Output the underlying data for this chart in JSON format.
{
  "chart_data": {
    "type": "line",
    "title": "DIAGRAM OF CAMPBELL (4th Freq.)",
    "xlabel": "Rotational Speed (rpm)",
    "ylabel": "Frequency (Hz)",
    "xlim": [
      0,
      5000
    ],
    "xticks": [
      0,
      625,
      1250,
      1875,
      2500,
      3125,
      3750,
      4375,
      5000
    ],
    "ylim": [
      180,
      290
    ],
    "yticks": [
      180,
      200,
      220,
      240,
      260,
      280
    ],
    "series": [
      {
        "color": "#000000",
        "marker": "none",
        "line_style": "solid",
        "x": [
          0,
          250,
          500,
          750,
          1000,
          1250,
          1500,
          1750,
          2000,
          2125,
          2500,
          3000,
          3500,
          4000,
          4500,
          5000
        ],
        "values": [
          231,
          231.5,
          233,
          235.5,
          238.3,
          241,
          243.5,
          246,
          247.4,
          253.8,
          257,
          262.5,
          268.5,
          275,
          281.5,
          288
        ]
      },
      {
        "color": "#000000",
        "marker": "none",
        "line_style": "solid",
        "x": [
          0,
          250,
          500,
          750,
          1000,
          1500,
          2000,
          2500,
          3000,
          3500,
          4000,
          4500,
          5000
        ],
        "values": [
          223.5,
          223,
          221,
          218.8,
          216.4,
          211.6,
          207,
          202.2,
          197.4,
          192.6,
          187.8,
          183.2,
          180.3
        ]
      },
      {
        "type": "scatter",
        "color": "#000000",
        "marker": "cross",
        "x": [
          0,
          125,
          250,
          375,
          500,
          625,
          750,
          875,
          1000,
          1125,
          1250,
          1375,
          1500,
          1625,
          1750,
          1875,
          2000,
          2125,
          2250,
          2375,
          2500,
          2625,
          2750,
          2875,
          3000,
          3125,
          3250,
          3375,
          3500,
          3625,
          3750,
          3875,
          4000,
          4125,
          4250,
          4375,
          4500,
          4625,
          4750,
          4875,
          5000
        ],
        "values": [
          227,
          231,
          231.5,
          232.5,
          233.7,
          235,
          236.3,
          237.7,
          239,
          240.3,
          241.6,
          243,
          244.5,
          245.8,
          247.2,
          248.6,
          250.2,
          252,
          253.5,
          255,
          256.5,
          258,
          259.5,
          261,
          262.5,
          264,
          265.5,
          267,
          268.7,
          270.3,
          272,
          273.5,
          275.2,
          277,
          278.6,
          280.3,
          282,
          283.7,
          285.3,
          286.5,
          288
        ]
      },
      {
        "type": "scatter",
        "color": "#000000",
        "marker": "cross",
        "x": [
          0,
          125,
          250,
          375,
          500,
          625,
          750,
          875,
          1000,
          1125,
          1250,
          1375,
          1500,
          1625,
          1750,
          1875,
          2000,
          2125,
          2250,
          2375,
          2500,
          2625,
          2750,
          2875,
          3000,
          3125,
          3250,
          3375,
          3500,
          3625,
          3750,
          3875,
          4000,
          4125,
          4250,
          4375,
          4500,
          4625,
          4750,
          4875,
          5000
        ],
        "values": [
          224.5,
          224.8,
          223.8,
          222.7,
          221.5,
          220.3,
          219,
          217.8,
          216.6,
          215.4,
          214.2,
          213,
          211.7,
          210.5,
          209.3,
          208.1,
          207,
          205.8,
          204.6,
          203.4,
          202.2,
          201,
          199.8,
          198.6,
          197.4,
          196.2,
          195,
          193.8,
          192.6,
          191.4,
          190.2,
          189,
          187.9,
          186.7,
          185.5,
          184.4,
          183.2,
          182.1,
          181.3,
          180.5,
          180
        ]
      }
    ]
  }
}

§ §

Exercise instructions. Set out the complete listing exactly as shown.

Output below.
Output the underlying data for this chart in JSON format.
{
  "chart_data": {
    "type": "line",
    "title": "DIAGRAM OF CAMPBELL (4th Freq.)",
    "xlabel": "Rotational Speed (rpm)",
    "ylabel": "Frequency (Hz)",
    "xlim": [
      0,
      5000
    ],
    "xticks": [
      0,
      625,
      1250,
      1875,
      2500,
      3125,
      3750,
      4375,
      5000
    ],
    "ylim": [
      180,
      290
    ],
    "yticks": [
      180,
      200,
      220,
      240,
      260,
      280
    ],
    "series": [
      {
        "color": "#000000",
        "marker": "none",
        "line_style": "solid",
        "x": [
          0,
          250,
          500,
          750,
          1000,
          1250,
          1500,
          1750,
          2000,
          2125,
          2500,
          3000,
          3500,
          4000,
          4500,
          5000
        ],
        "values": [
          231,
          231.5,
          233,
          235.5,
          238.3,
          241,
          243.5,
          246,
          247.4,
          253.8,
          257,
          262.5,
          268.5,
          275,
          281.5,
          288
        ]
      },
      {
        "color": "#000000",
        "marker": "none",
        "line_style": "solid",
        "x": [
          0,
          250,
          500,
          750,
          1000,
          1500,
          2000,
          2500,
          3000,
          3500,
          4000,
          4500,
          5000
        ],
        "values": [
          223.5,
          223,
          221,
          218.8,
          216.4,
          211.6,
          207,
          202.2,
          197.4,
          192.6,
          187.8,
          183.2,
          180.3
        ]
      },
      {
        "type": "scatter",
        "color": "#000000",
        "marker": "cross",
        "x": [
          0,
          125,
          250,
          375,
          500,
          625,
          750,
          875,
          1000,
          1125,
          1250,
          1375,
          1500,
          1625,
          1750,
          1875,
          2000,
          2125,
          2250,
          2375,
          2500,
          2625,
          2750,
          2875,
          3000,
          3125,
          3250,
          3375,
          3500,
          3625,
          3750,
          3875,
          4000,
          4125,
          4250,
          4375,
          4500,
          4625,
          4750,
          4875,
          5000
        ],
        "values": [
          227,
          231,
          231.5,
          232.5,
          233.7,
          235,
          236.3,
          237.7,
          239,
          240.3,
          241.6,
          243,
          244.5,
          245.8,
          247.2,
          248.6,
          250.2,
          252,
          253.5,
          255,
          256.5,
          258,
          259.5,
          261,
          262.5,
          264,
          265.5,
          267,
          268.7,
          270.3,
          272,
          273.5,
          275.2,
          277,
          278.6,
          280.3,
          282,
          283.7,
          285.3,
          286.5,
          288
        ]
      },
      {
        "type": "scatter",
        "color": "#000000",
        "marker": "cross",
        "x": [
          0,
          125,
          250,
          375,
          500,
          625,
          750,
          875,
          1000,
          1125,
          1250,
          1375,
          1500,
          1625,
          1750,
          1875,
          2000,
          2125,
          2250,
          2375,
          2500,
          2625,
          2750,
          2875,
          3000,
          3125,
          3250,
          3375,
          3500,
          3625,
          3750,
          3875,
          4000,
          4125,
          4250,
          4375,
          4500,
          4625,
          4750,
          4875,
          5000
        ],
        "values": [
          224.5,
          224.8,
          223.8,
          222.7,
          221.5,
          220.3,
          219,
          217.8,
          216.6,
          215.4,
          214.2,
          213,
          211.7,
          210.5,
          209.3,
          208.1,
          207,
          205.8,
          204.6,
          203.4,
          202.2,
          201,
          199.8,
          198.6,
          197.4,
          196.2,
          195,
          193.8,
          192.6,
          191.4,
          190.2,
          189,
          187.9,
          186.7,
          185.5,
          184.4,
          183.2,
          182.1,
          181.3,
          180.5,
          180
        ]
      }
    ]
  }
}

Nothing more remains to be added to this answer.